**To do:** Gather all lines from the material that contain the word "помощь".

**Data for processing:**
::::

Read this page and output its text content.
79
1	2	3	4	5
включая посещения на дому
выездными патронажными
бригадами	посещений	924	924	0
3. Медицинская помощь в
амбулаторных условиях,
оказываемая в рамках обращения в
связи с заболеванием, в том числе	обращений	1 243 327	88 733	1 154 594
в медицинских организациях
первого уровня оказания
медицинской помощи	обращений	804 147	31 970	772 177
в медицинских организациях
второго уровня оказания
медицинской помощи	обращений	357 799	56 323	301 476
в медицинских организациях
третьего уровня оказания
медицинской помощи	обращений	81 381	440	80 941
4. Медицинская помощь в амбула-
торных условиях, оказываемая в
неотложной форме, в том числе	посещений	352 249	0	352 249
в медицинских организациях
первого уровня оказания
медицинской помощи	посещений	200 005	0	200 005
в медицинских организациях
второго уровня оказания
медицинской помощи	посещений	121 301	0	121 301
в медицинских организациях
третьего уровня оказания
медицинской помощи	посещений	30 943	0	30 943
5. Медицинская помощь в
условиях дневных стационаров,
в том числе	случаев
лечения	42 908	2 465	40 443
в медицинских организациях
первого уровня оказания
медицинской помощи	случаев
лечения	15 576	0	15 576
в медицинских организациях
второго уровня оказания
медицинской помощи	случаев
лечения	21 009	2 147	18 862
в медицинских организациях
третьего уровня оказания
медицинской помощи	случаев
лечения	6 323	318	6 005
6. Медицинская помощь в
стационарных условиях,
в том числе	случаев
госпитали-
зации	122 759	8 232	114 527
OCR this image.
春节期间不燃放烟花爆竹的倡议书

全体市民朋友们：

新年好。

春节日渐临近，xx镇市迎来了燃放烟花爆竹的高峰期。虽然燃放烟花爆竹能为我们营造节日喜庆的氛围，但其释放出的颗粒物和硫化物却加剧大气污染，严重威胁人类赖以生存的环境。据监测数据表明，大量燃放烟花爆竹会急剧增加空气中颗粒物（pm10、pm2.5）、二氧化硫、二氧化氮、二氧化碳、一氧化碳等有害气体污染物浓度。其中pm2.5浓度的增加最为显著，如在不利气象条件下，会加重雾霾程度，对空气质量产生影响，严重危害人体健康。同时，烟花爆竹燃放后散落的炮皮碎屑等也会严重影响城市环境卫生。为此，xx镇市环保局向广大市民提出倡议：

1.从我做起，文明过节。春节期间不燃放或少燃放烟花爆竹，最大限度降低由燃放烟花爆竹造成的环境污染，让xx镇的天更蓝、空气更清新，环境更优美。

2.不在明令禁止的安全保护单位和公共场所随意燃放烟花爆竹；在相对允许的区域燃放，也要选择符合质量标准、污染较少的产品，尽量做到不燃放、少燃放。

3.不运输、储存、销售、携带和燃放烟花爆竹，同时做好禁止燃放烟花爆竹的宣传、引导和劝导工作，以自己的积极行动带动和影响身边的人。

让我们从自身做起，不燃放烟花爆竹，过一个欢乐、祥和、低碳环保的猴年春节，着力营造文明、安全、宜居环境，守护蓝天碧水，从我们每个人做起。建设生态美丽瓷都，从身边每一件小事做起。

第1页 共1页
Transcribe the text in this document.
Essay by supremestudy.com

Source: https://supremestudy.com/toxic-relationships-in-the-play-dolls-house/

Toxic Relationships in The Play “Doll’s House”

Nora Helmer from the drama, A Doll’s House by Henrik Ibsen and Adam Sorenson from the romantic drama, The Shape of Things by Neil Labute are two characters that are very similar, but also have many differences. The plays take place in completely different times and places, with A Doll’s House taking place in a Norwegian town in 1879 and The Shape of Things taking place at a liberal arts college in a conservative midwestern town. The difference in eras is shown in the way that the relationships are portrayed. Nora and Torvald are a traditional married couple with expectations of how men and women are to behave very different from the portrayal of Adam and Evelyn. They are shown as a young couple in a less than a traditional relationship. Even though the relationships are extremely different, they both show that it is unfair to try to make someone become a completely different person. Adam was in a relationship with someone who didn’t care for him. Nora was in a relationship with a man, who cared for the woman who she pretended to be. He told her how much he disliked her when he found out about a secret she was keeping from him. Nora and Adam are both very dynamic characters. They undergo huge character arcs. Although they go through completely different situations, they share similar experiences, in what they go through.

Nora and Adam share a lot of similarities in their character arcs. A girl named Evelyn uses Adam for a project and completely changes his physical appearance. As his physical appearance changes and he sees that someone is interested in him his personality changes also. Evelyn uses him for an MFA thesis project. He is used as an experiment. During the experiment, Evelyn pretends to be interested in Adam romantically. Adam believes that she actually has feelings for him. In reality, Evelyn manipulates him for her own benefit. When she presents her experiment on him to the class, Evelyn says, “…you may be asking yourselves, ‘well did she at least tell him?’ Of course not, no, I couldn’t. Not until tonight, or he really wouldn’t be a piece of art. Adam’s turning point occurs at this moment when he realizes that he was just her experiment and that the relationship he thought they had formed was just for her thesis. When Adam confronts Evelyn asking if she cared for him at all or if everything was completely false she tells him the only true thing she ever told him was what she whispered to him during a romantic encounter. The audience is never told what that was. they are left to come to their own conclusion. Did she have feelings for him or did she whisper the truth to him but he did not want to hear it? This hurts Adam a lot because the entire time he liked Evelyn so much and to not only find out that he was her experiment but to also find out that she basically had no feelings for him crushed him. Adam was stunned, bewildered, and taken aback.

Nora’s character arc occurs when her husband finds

::::

**Result of the exercise:**
3. Медицинская помощь в
4. Медицинская помощь в амбула-
5. Медицинская помощь в
6. Медицинская помощь в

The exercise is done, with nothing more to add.